(Records contained in a dataset)
— BEGIN —

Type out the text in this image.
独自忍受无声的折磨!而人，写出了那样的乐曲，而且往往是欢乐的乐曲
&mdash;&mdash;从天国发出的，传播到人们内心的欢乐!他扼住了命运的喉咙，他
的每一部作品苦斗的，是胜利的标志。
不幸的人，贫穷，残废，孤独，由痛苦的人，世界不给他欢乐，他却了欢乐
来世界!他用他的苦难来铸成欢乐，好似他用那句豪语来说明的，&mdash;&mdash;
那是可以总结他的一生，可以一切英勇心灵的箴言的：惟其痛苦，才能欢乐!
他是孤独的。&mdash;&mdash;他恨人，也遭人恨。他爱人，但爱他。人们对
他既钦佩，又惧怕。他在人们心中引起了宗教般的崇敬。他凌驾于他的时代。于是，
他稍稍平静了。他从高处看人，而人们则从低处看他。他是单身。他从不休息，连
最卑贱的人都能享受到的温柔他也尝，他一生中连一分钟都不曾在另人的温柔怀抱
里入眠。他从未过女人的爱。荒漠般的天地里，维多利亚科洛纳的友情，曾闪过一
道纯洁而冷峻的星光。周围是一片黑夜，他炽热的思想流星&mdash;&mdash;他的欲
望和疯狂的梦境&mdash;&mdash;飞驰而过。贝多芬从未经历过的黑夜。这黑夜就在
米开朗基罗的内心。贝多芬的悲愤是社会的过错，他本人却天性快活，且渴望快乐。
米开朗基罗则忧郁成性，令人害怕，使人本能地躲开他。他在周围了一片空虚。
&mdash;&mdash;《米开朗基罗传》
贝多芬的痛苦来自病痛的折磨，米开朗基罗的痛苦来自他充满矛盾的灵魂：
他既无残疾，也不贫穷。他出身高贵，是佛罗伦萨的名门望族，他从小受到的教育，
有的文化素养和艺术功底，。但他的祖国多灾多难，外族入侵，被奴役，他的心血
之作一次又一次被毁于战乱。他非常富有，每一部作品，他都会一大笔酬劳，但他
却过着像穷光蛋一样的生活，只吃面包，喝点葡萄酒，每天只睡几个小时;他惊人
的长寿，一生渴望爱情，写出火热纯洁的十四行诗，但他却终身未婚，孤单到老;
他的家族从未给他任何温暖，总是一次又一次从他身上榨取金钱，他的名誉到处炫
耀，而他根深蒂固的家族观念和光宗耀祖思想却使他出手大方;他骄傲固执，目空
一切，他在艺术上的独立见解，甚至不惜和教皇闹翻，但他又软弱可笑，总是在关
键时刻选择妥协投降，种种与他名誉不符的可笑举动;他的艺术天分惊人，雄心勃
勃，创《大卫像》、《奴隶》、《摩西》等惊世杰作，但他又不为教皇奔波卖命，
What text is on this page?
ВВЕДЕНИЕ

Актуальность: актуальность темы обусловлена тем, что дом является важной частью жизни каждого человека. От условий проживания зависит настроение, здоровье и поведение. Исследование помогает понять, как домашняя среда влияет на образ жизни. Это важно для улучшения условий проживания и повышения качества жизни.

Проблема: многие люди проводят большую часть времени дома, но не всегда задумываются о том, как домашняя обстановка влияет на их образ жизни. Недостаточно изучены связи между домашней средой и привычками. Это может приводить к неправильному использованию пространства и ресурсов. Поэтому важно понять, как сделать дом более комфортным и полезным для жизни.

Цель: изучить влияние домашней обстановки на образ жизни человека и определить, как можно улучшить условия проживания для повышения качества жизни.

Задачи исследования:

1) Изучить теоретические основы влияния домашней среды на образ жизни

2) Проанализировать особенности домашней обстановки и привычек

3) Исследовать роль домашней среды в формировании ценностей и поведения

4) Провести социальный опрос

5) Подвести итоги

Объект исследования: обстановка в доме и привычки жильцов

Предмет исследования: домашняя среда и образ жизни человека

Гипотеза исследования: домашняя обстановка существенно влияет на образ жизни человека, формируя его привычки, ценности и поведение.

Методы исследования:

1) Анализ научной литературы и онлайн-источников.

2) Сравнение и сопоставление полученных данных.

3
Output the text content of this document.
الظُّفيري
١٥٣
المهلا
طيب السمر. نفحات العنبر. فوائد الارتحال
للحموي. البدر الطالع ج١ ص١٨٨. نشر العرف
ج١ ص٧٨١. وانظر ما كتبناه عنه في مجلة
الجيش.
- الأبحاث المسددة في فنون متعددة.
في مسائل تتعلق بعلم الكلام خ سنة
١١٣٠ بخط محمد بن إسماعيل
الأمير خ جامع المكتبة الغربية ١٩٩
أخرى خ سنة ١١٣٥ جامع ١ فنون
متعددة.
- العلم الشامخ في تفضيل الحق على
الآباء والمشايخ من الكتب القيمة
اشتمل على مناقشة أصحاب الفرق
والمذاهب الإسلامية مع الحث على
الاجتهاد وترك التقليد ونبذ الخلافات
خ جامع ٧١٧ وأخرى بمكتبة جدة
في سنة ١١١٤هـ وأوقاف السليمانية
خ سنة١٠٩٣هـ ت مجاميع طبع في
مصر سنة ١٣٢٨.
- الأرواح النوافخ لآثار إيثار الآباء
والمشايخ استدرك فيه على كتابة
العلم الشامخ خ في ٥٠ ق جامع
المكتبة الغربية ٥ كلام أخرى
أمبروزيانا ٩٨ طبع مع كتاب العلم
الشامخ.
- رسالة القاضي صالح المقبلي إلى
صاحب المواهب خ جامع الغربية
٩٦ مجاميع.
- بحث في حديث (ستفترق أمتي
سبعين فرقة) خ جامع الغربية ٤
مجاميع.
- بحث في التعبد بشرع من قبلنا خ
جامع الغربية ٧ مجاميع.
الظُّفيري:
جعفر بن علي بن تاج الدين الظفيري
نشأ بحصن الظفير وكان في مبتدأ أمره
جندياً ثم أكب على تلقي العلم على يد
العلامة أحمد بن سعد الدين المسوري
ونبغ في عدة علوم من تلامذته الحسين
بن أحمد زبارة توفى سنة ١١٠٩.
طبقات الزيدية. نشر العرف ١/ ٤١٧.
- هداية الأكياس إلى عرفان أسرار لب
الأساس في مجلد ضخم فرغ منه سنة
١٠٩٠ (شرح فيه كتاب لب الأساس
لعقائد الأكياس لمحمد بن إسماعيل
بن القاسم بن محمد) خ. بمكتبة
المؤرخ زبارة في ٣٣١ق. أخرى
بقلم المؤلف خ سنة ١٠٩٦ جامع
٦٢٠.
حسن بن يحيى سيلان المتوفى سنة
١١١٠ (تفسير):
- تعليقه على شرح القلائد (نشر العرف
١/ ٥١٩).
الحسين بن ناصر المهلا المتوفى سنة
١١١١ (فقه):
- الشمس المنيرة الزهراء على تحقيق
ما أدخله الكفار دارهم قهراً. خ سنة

— END —

Exercise prompt
Copy each line from the data above that includes "المكتبة".

Final answer
الأمير خ جامع المكتبة الغربية ١٩٩
المكتبة الغربية ٥ كلام أخرى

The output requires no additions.